Extracted records

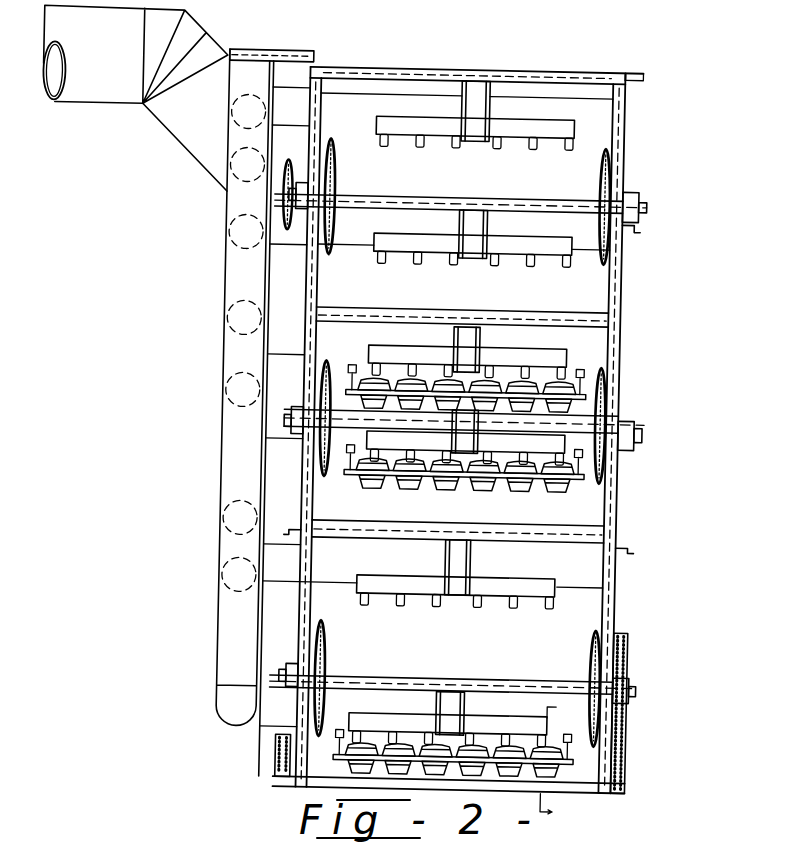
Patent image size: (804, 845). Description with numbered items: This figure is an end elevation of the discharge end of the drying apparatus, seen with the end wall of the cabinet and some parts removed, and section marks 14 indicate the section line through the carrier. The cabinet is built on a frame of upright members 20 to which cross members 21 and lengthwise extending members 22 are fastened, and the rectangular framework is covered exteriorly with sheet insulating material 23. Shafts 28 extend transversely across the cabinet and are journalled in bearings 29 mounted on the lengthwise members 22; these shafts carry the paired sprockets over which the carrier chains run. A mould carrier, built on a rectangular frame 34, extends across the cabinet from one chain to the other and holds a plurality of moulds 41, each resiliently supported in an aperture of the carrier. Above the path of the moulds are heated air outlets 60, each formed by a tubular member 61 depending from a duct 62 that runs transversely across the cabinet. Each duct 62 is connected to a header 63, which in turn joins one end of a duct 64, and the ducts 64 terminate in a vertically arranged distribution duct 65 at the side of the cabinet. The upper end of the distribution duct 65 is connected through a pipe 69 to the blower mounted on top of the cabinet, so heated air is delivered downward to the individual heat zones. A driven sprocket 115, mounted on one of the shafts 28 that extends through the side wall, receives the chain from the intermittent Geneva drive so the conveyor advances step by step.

The section line 14 is at (562, 761).
The upright members 20 is at (620, 273).
The cross members 21 is at (566, 80).
The lengthwise extending members 22 is at (281, 527).
The sheet insulating material 23 is at (282, 758).
The shafts 28 is at (645, 207).
The bearings 29 is at (634, 197).
The rectangular frame 34 is at (588, 398).
The mould 41 is at (371, 482).
The outlets 60 is at (374, 146).
The tubular member 61 is at (403, 604).
The duct 62 is at (531, 122).
The header 63 is at (460, 596).
The duct 64 is at (437, 340).
The distribution duct 65 is at (222, 294).
The pipe 69 is at (136, 98).
The driven sprocket 115 is at (289, 242).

• _Problem statement_: Rewrite all of the lines above, changing "end elevation" to "end view" and leaving everything else as it is. Omit the pictures from your answer.

• _Finished answer_:
Patent image size: (804, 845). Description with numbered items: This figure is an end view of the discharge end of the drying apparatus, seen with the end wall of the cabinet and some parts removed, and section marks 14 indicate the section line through the carrier. The cabinet is built on a frame of upright members 20 to which cross members 21 and lengthwise extending members 22 are fastened, and the rectangular framework is covered exteriorly with sheet insulating material 23. Shafts 28 extend transversely across the cabinet and are journalled in bearings 29 mounted on the lengthwise members 22; these shafts carry the paired sprockets over which the carrier chains run. A mould carrier, built on a rectangular frame 34, extends across the cabinet from one chain to the other and holds a plurality of moulds 41, each resiliently supported in an aperture of the carrier. Above the path of the moulds are heated air outlets 60, each formed by a tubular member 61 depending from a duct 62 that runs transversely across the cabinet. Each duct 62 is connected to a header 63, which in turn joins one end of a duct 64, and the ducts 64 terminate in a vertically arranged distribution duct 65 at the side of the cabinet. The upper end of the distribution duct 65 is connected through a pipe 69 to the blower mounted on top of the cabinet, so heated air is delivered downward to the individual heat zones. A driven sprocket 115, mounted on one of the shafts 28 that extends through the side wall, receives the chain from the intermittent Geneva drive so the conveyor advances step by step.

The section line 14 is at (562, 761).
The upright members 20 is at (620, 273).
The cross members 21 is at (566, 80).
The lengthwise extending members 22 is at (281, 527).
The sheet insulating material 23 is at (282, 758).
The shafts 28 is at (645, 207).
The bearings 29 is at (634, 197).
The rectangular frame 34 is at (588, 398).
The mould 41 is at (371, 482).
The outlets 60 is at (374, 146).
The tubular member 61 is at (403, 604).
The duct 62 is at (531, 122).
The header 63 is at (460, 596).
The duct 64 is at (437, 340).
The distribution duct 65 is at (222, 294).
The pipe 69 is at (136, 98).
The driven sprocket 115 is at (289, 242).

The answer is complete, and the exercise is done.